■ **Source text**:
◆ ◆ ◆

Dividend Growth Investing Isn’t Just About Income

About a year ago, I presented my wife’s and my plan for capturing some of the large capital gains that we’d earned in our dividend growth accounts.

Here’s a brief recap.

We had invested in stocks for income – without much regard for capital gains or losses – for about 10 years.

I purchased dividend growth (DG) stocks of strong companies, and I timed the purchases to make them when shares were favorably valued.

My public Dividend Growth Portfolio is part of our investments and an example of how all of our stock investments are managed.

As a byproduct to the DG way of investing, we amassed unexpectedly large capital gains.

Those gains, in turn, led us to partially change our approach to retirement last year.

I will begin my tale at June, 2008, because that coincides with the starting date of my Dividend Growth Portfolio.

Here’s what the market did from June, 2008 until the end of 2017. The first part of the chart shows the last 9 months of the market crash from 2007-09. The last day of that bear market is marked by the red dot on March 9, 2009. The rest of the chart shows the bull market that started the next day.

If we omit the part before the red dot, we can see the bull market in all its glory through the end of 2017.

As you can see, price gains in the S&P 500 were almost 300% once the bull market got started, though the end of 2017.

How Dividend Growth Investing Led to Our Significant Capital Gains

Of course, you had to be in the market to participate in the 300% market gains. Investors who developed a perma-bear mentality from the crash, or stayed largely in cash, or moved their money to bonds, missed out on a once-in-a-generation opportunity to make a lot of money.

That’s where dividend growth investing helped us. While the crash of 2007-2009 chased many investors out of the market, DG investing focuses on income, not prices. As a result, I was willing to wade right into the market, even when it was still crashing in 2008.

◆ ◆ ◆

■ **Data**:
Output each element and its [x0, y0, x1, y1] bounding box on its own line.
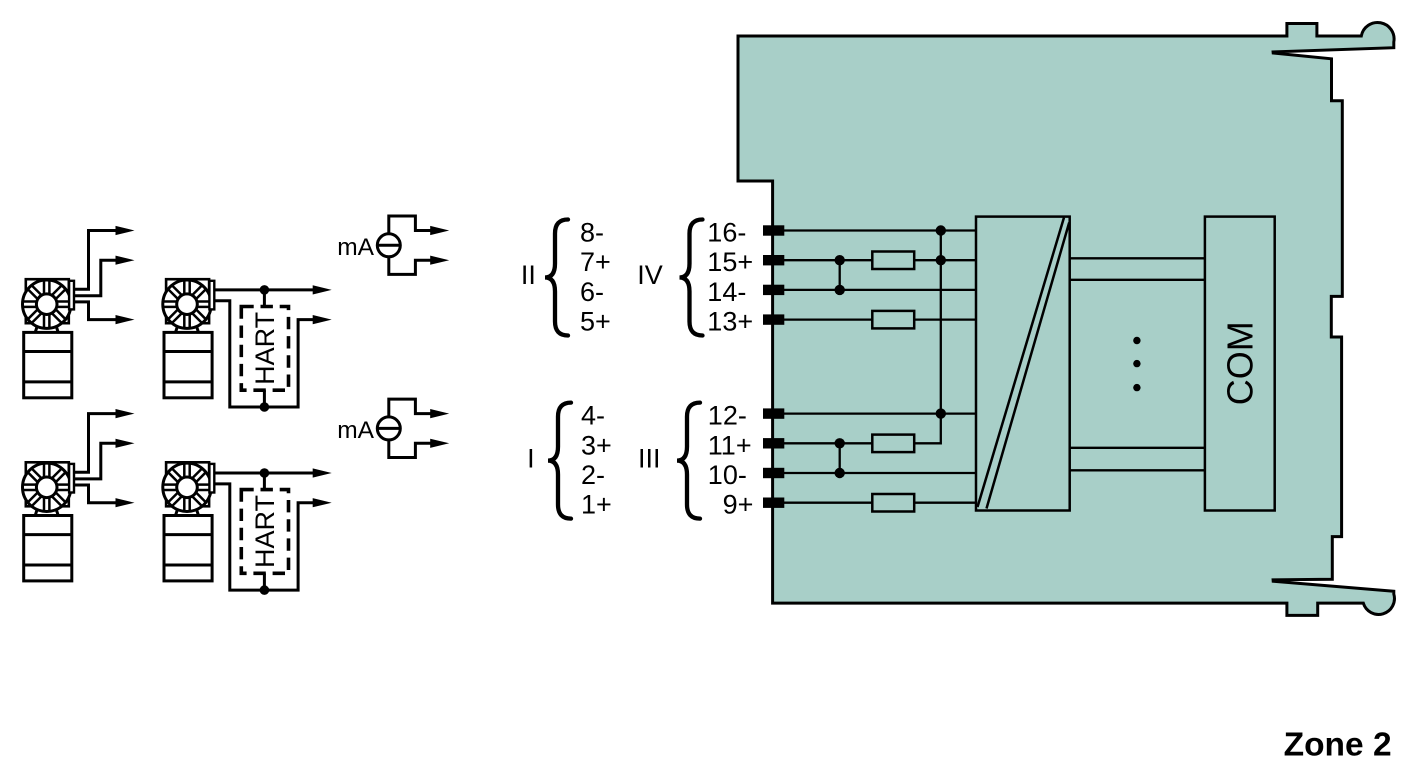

◆ ◆ ◆

■ **What the exercise asks**: Print the passage of the dividend growth investing article between "Dividend Growth Investing Isn’t" and "large capital gains.", inclusive, word for word.

■ **Result below**:
Dividend Growth Investing Isn’t Just About Income

About a year ago, I presented my wife’s and my plan for capturing some of the large capital gains that we’d earned in our dividend growth accounts.

Here’s a brief recap.

We had invested in stocks for income – without much regard for capital gains or losses – for about 10 years.

I purchased dividend growth (DG) stocks of strong companies, and I timed the purchases to make them when shares were favorably valued.

My public Dividend Growth Portfolio is part of our investments and an example of how all of our stock investments are managed.

As a byproduct to the DG way of investing, we amassed unexpectedly large capital gains.